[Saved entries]
** start **

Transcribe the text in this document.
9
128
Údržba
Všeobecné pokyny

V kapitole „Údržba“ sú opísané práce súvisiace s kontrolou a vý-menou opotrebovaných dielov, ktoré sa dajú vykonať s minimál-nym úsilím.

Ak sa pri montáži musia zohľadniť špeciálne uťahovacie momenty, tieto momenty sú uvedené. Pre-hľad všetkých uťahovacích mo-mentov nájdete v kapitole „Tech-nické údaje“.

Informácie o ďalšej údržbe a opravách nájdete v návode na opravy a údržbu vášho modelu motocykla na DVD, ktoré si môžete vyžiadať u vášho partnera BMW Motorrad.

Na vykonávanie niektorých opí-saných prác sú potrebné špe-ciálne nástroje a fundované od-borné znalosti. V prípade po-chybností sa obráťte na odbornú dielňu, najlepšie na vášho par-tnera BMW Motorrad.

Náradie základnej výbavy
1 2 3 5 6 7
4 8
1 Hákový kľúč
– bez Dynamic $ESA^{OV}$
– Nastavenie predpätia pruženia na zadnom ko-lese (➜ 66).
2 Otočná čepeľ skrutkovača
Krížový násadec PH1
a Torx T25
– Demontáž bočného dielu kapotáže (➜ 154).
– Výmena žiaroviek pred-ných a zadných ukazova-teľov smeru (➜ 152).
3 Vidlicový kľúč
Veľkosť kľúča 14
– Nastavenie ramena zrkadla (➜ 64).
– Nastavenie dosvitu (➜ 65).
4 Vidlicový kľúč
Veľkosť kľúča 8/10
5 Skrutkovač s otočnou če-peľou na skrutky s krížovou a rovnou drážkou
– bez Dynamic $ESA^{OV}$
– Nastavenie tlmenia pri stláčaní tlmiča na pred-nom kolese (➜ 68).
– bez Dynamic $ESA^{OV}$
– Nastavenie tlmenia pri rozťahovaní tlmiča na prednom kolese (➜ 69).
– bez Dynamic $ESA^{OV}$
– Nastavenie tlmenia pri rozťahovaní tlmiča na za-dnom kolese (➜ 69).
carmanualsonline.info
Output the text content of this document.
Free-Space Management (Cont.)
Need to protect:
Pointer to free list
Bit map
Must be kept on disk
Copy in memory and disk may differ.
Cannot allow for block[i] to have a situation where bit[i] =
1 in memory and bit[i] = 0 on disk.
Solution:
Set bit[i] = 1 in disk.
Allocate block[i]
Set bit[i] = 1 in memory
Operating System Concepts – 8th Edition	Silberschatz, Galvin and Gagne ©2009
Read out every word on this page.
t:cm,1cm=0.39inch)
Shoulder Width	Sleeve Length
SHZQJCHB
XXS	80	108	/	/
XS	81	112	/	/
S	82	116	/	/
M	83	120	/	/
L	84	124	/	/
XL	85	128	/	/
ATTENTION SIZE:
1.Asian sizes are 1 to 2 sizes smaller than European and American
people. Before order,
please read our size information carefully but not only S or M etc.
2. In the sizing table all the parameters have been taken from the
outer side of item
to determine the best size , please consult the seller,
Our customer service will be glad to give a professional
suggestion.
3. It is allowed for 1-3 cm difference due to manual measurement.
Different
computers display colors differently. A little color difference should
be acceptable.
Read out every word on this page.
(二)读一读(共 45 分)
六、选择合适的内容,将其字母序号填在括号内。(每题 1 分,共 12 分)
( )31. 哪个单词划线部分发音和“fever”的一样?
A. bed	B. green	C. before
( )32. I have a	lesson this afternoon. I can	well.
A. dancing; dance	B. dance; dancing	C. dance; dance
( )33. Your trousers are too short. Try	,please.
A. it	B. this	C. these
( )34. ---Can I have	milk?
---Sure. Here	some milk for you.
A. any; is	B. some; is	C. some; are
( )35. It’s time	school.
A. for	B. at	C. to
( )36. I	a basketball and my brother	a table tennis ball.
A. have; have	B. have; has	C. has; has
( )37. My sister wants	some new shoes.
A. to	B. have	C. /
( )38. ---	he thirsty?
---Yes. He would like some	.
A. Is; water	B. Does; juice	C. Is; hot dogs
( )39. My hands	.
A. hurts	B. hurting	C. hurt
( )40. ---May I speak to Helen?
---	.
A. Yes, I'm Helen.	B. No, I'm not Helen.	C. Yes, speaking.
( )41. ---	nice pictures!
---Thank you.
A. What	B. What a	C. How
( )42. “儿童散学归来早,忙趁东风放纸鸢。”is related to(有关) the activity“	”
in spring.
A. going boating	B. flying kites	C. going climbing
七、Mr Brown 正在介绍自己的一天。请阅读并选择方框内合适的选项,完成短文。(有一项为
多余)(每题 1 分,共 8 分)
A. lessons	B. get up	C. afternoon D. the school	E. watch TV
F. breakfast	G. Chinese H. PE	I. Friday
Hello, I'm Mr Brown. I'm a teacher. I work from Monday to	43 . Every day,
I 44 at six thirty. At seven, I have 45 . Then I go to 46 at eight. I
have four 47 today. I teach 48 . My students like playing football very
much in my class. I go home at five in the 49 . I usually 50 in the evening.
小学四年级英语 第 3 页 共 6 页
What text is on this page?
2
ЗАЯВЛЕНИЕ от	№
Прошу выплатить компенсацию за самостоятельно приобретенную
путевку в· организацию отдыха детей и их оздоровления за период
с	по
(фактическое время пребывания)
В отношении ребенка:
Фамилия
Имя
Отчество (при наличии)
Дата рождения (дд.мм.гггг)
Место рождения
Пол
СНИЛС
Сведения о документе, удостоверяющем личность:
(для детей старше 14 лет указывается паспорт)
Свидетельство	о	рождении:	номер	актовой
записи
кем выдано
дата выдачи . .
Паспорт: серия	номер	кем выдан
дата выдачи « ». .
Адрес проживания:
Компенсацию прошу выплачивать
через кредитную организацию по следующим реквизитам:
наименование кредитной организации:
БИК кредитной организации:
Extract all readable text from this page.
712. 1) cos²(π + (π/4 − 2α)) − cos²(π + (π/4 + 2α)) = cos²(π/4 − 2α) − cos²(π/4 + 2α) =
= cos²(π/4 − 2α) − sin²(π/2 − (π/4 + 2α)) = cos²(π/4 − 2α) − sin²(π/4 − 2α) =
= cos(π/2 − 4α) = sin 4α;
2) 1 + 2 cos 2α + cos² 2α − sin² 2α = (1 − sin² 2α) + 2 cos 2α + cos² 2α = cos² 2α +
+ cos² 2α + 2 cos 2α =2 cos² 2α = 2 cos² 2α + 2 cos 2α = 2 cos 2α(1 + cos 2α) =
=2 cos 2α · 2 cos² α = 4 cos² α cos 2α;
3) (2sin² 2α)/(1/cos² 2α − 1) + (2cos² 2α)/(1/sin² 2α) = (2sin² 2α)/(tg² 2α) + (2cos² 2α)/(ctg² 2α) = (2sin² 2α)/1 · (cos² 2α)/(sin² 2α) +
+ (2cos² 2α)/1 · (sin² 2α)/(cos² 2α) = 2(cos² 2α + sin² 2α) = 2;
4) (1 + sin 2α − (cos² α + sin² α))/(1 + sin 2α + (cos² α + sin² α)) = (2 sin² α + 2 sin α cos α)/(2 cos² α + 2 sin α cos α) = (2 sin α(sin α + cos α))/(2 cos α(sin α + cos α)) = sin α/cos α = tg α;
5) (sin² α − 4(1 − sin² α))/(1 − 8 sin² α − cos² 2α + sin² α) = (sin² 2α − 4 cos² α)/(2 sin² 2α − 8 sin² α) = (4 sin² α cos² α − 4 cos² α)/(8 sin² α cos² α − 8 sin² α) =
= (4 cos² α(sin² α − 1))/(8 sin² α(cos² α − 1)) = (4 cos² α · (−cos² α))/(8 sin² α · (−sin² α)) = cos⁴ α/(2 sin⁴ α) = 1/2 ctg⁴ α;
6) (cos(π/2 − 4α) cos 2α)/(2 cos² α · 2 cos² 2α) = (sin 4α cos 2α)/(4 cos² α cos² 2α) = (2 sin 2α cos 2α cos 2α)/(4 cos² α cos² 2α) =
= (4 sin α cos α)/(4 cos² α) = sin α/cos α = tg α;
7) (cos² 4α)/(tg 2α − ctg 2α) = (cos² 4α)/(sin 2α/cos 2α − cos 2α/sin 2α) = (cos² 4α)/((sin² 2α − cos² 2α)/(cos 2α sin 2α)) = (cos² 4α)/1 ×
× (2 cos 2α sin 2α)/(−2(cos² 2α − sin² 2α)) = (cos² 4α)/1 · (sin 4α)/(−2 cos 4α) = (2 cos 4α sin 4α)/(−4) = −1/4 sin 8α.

** end **

» SHORT TASK: Pull out each line holding the string "What".

» PROBLEM SOLUTION:
A. What	B. What a	C. How
What text is on this page?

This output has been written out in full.